To do ▸
Pictures stay out of the copy; set down each line of the listing below exactly.

Data entries ▸
◆ ◆ ◆ ◆ ◆ ◆ ◆

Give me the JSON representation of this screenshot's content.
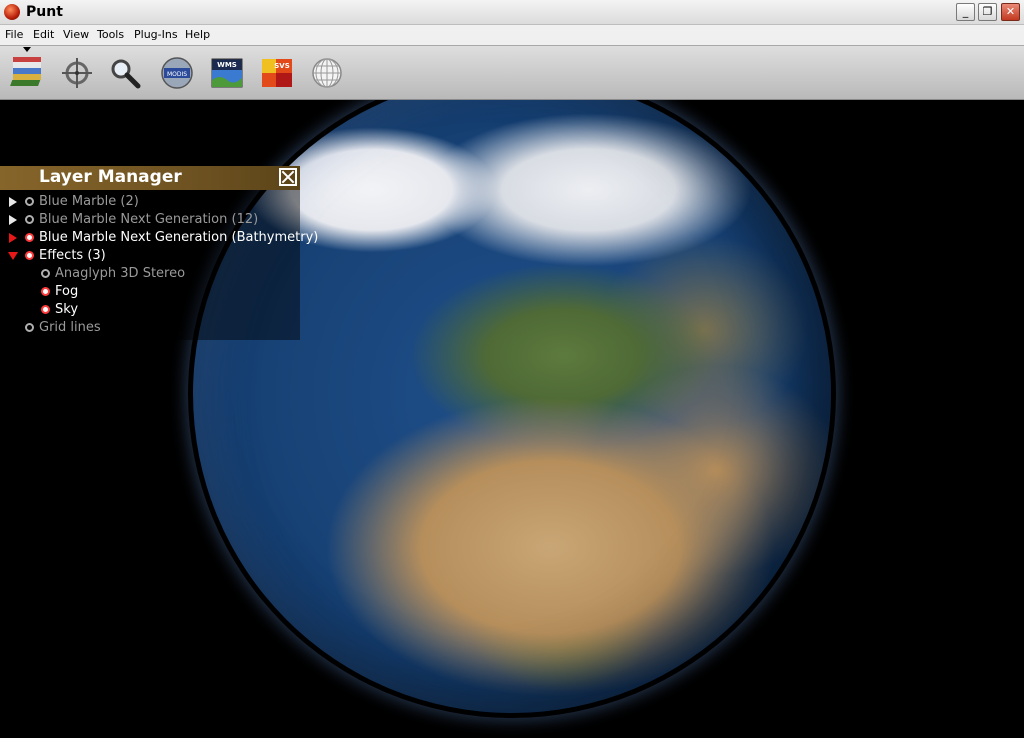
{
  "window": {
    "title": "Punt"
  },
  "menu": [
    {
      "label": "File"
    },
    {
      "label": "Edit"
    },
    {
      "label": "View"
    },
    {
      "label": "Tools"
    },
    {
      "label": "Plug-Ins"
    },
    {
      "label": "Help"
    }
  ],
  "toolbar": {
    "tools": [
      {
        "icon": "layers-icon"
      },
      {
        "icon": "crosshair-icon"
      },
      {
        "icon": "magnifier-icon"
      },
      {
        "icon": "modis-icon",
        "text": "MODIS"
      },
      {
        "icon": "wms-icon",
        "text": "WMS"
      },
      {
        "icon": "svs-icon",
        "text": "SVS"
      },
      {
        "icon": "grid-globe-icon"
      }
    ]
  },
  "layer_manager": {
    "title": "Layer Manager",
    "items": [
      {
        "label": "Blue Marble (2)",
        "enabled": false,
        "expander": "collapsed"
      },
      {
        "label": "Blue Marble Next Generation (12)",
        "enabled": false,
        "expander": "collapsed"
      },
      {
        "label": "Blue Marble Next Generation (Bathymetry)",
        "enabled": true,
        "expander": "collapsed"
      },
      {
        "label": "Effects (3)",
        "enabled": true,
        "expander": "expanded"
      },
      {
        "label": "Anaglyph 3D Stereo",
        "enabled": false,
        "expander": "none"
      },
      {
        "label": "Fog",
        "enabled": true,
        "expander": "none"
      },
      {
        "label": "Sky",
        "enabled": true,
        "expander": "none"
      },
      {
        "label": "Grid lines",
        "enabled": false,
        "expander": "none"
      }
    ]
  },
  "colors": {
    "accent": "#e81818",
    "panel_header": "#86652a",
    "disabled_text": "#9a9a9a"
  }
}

◆ ◆ ◆ ◆ ◆ ◆ ◆

Result of the task ▸
Give me the JSON representation of this screenshot's content.
{
  "window": {
    "title": "Punt"
  },
  "menu": [
    {
      "label": "File"
    },
    {
      "label": "Edit"
    },
    {
      "label": "View"
    },
    {
      "label": "Tools"
    },
    {
      "label": "Plug-Ins"
    },
    {
      "label": "Help"
    }
  ],
  "toolbar": {
    "tools": [
      {
        "icon": "layers-icon"
      },
      {
        "icon": "crosshair-icon"
      },
      {
        "icon": "magnifier-icon"
      },
      {
        "icon": "modis-icon",
        "text": "MODIS"
      },
      {
        "icon": "wms-icon",
        "text": "WMS"
      },
      {
        "icon": "svs-icon",
        "text": "SVS"
      },
      {
        "icon": "grid-globe-icon"
      }
    ]
  },
  "layer_manager": {
    "title": "Layer Manager",
    "items": [
      {
        "label": "Blue Marble (2)",
        "enabled": false,
        "expander": "collapsed"
      },
      {
        "label": "Blue Marble Next Generation (12)",
        "enabled": false,
        "expander": "collapsed"
      },
      {
        "label": "Blue Marble Next Generation (Bathymetry)",
        "enabled": true,
        "expander": "collapsed"
      },
      {
        "label": "Effects (3)",
        "enabled": true,
        "expander": "expanded"
      },
      {
        "label": "Anaglyph 3D Stereo",
        "enabled": false,
        "expander": "none"
      },
      {
        "label": "Fog",
        "enabled": true,
        "expander": "none"
      },
      {
        "label": "Sky",
        "enabled": true,
        "expander": "none"
      },
      {
        "label": "Grid lines",
        "enabled": false,
        "expander": "none"
      }
    ]
  },
  "colors": {
    "accent": "#e81818",
    "panel_header": "#86652a",
    "disabled_text": "#9a9a9a"
  }
}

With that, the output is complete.